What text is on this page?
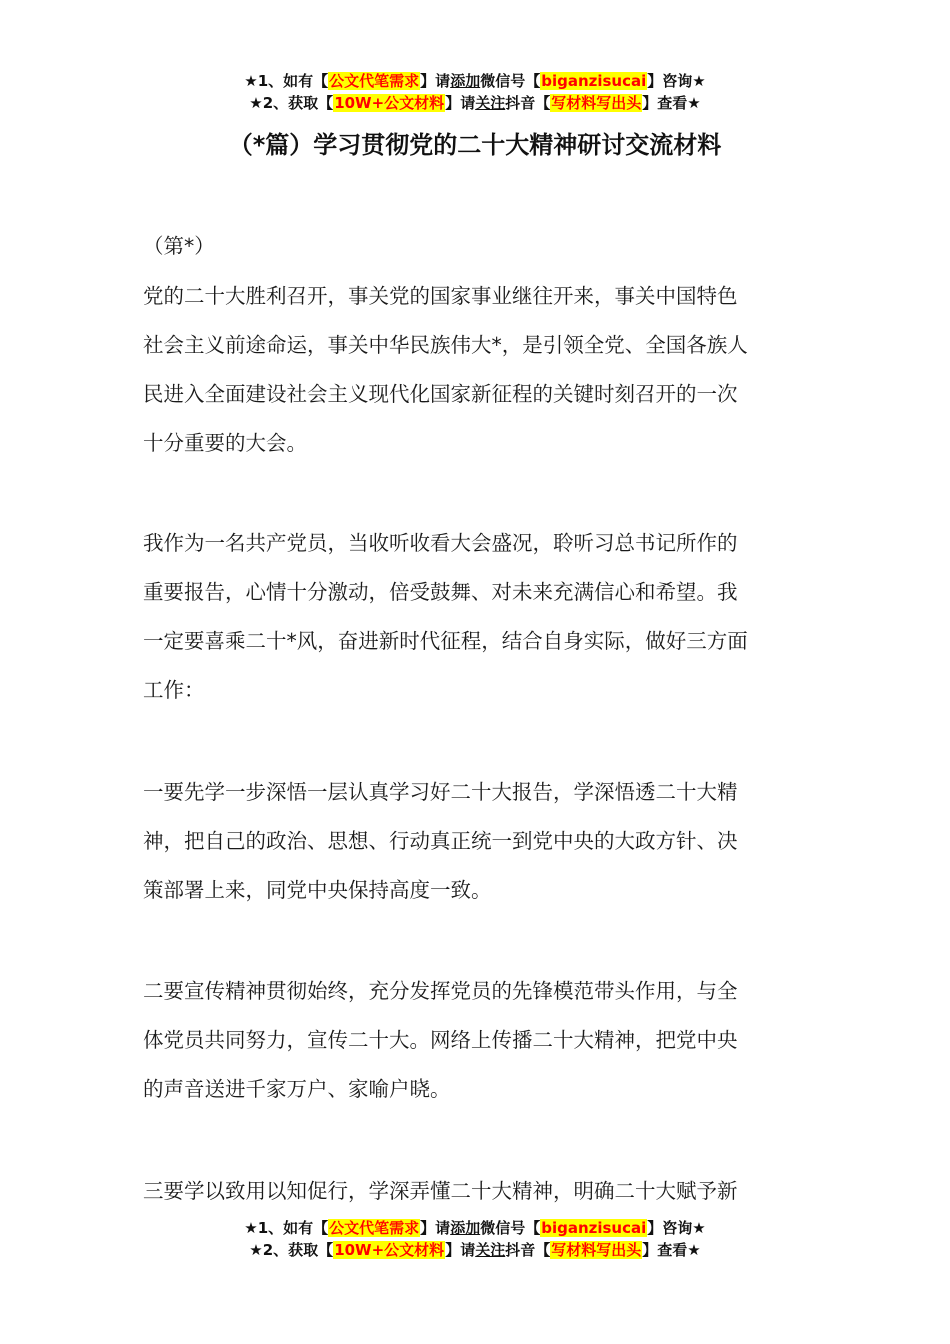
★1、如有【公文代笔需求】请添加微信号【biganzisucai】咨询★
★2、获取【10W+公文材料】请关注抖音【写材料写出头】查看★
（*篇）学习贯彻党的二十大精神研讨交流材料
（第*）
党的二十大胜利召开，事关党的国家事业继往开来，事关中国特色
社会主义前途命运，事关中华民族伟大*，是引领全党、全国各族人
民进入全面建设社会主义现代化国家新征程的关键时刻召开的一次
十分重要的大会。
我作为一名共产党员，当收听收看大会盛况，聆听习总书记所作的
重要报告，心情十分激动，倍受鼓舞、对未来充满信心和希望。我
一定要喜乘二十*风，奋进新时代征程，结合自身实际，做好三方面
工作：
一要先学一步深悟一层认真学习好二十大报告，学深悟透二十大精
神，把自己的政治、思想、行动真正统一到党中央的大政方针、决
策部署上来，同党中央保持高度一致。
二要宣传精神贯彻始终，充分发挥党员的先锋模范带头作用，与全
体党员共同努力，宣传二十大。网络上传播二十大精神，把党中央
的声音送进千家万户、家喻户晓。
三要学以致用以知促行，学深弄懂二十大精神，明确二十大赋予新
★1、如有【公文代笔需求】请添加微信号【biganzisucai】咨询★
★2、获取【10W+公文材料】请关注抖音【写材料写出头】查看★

* * *

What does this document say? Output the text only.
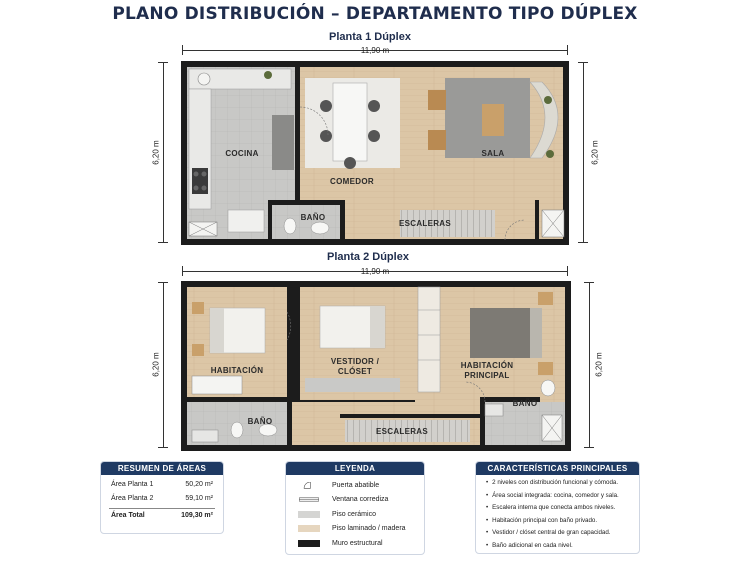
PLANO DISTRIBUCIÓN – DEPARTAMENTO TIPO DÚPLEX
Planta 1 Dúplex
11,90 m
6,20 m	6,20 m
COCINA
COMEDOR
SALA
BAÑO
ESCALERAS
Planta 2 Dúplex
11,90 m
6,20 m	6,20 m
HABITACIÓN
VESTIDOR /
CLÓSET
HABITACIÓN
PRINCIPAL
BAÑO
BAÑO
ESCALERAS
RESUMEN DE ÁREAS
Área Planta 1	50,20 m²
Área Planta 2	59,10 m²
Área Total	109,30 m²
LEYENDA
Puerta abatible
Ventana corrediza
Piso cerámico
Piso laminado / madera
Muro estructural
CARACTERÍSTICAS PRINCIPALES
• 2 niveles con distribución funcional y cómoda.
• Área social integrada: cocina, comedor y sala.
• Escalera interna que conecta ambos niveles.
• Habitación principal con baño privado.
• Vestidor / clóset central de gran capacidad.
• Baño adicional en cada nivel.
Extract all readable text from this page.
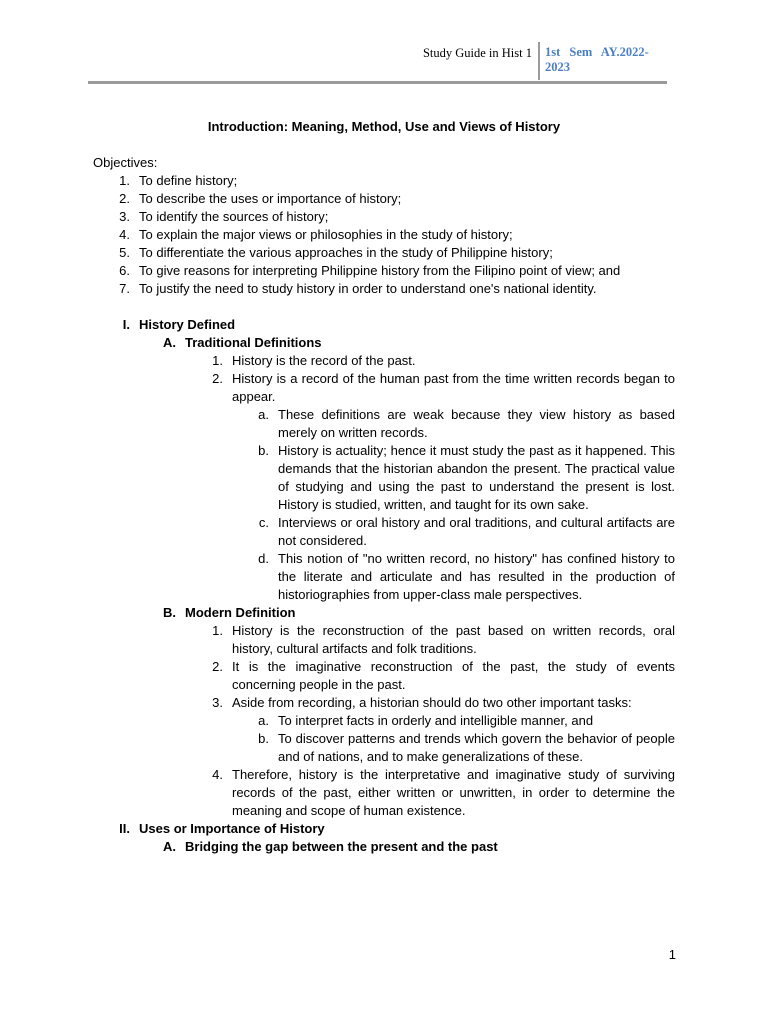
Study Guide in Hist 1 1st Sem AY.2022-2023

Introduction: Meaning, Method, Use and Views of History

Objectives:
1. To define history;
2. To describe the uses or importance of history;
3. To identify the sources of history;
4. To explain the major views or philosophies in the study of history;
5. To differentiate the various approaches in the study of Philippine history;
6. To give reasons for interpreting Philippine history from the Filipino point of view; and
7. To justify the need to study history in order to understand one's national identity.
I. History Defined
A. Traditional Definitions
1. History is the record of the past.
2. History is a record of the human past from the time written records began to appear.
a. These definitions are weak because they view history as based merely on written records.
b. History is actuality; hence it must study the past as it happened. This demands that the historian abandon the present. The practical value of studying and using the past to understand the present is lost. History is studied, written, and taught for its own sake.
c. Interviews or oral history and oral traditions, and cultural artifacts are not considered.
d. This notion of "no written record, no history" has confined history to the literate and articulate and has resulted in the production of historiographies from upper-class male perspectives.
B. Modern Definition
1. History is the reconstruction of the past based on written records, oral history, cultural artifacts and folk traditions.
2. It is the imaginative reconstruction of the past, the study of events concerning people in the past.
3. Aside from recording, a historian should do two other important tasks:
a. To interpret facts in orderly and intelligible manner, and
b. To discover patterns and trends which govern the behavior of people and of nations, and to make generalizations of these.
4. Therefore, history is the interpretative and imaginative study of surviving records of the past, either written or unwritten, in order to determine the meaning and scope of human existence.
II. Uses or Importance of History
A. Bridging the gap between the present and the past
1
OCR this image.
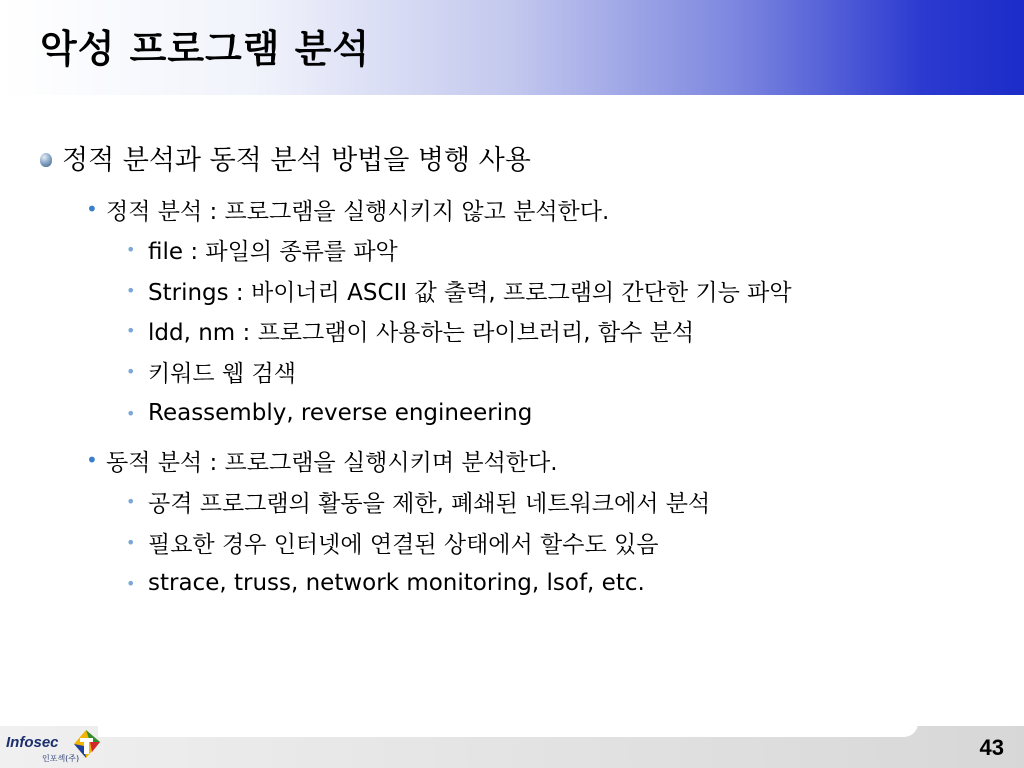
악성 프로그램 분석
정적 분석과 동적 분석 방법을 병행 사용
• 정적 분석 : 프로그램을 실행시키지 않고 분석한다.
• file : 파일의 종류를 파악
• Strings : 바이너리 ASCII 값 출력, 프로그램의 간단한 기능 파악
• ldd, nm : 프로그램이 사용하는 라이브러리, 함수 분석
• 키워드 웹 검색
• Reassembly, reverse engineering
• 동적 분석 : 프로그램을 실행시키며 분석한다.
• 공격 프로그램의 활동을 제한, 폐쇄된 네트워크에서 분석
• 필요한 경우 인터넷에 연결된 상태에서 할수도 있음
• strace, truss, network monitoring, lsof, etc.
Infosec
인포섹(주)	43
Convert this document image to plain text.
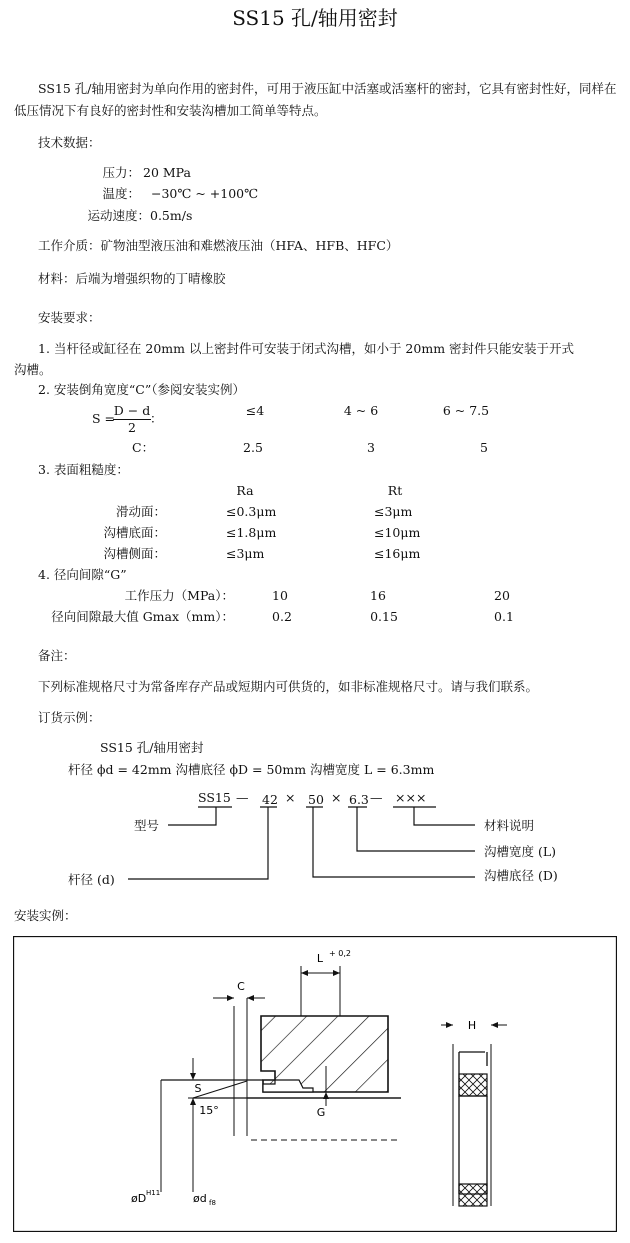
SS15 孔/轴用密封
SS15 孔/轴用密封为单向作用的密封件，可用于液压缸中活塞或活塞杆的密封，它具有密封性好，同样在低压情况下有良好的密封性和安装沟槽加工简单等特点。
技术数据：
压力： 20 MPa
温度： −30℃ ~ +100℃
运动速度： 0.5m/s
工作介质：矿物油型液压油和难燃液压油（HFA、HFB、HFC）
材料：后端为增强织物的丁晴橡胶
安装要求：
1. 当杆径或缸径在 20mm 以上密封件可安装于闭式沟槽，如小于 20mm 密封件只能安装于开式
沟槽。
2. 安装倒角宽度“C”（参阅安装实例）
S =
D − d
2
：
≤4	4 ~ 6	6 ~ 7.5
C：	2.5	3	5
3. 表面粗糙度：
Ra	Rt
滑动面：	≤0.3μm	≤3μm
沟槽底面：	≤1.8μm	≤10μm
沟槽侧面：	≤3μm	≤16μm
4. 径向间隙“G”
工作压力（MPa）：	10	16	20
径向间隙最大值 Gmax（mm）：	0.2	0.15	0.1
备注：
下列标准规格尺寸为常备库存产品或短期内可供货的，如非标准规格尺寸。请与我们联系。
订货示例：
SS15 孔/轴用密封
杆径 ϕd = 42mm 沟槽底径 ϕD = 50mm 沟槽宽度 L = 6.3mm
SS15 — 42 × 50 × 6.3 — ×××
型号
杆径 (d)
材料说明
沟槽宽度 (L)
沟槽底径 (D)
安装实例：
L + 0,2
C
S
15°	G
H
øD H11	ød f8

---

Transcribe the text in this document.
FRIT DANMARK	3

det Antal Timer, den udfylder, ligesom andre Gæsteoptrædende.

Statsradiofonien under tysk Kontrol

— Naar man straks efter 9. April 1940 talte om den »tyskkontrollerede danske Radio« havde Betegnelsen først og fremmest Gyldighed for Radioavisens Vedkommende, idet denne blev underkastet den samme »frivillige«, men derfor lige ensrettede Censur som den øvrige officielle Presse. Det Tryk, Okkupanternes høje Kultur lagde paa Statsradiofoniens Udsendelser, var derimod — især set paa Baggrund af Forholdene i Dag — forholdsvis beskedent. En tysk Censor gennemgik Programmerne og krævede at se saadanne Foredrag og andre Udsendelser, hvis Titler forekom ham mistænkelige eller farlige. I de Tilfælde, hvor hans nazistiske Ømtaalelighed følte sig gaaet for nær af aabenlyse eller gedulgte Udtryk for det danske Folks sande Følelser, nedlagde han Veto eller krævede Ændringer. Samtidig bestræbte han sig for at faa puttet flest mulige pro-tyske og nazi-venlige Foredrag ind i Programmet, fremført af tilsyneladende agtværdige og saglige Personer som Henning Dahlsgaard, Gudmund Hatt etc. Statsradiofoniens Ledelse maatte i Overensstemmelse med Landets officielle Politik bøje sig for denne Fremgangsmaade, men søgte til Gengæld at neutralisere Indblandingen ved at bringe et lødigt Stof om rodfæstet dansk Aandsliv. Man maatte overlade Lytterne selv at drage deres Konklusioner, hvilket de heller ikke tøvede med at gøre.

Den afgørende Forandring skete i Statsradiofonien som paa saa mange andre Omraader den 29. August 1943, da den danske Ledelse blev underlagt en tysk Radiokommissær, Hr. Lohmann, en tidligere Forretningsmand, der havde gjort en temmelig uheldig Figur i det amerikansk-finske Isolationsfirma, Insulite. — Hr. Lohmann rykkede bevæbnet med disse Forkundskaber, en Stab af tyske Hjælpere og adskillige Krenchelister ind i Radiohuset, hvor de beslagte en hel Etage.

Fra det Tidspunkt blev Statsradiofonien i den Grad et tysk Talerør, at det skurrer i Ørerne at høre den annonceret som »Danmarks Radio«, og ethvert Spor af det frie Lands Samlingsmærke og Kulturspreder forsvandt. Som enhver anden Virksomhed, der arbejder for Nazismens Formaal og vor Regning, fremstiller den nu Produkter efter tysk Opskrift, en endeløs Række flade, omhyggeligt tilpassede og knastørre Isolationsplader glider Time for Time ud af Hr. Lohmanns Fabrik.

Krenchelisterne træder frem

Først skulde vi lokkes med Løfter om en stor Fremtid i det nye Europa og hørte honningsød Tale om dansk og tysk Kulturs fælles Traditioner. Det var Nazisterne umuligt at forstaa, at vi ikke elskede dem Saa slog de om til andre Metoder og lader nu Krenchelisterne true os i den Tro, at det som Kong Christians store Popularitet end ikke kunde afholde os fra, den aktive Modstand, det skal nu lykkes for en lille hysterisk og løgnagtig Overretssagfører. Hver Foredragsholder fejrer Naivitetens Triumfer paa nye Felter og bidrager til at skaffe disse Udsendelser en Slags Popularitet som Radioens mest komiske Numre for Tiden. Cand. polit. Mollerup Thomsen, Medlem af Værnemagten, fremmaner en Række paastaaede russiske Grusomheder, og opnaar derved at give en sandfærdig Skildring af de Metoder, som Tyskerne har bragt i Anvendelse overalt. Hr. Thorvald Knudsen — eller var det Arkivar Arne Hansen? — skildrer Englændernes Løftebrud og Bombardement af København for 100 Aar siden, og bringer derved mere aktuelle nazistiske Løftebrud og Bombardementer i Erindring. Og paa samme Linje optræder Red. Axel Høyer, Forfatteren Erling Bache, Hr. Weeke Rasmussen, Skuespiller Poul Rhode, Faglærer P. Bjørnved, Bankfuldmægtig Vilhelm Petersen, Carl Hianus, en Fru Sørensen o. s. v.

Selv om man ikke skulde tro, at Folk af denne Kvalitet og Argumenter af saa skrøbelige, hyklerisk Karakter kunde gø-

### Short problem:
Show every line of the listing in which the string "hvor" can be found.

### Exercise solution:
— Naar man straks efter 9. April 1940 talte om den »tyskkontrollerede danske Radio« havde Betegnelsen først og fremmest Gyldighed for Radioavisens Vedkommende, idet denne blev underkastet den samme »frivillige«, men derfor lige ensrettede Censur som den øvrige officielle Presse. Det Tryk, Okkupanternes høje Kultur lagde paa Statsradiofoniens Udsendelser, var derimod — især set paa Baggrund af Forholdene i Dag — forholdsvis beskedent. En tysk Censor gennemgik Programmerne og krævede at se saadanne Foredrag og andre Udsendelser, hvis Titler forekom ham mistænkelige eller farlige. I de Tilfælde, hvor hans nazistiske Ømtaalelighed følte sig gaaet for nær af aabenlyse eller gedulgte Udtryk for det danske Folks sande Følelser, nedlagde han Veto eller krævede Ændringer. Samtidig bestræbte han sig for at faa puttet flest mulige pro-tyske og nazi-venlige Foredrag ind i Programmet, fremført af tilsyneladende agtværdige og saglige Personer som Henning Dahlsgaard, Gudmund Hatt etc. Statsradiofoniens Ledelse maatte i Overensstemmelse med Landets officielle Politik bøje sig for denne Fremgangsmaade, men søgte til Gengæld at neutralisere Indblandingen ved at bringe et lødigt Stof om rodfæstet dansk Aandsliv. Man maatte overlade Lytterne selv at drage deres Konklusioner, hvilket de heller ikke tøvede med at gøre.
Den afgørende Forandring skete i Statsradiofonien som paa saa mange andre Omraader den 29. August 1943, da den danske Ledelse blev underlagt en tysk Radiokommissær, Hr. Lohmann, en tidligere Forretningsmand, der havde gjort en temmelig uheldig Figur i det amerikansk-finske Isolationsfirma, Insulite. — Hr. Lohmann rykkede bevæbnet med disse Forkundskaber, en Stab af tyske Hjælpere og adskillige Krenchelister ind i Radiohuset, hvor de beslagte en hel Etage.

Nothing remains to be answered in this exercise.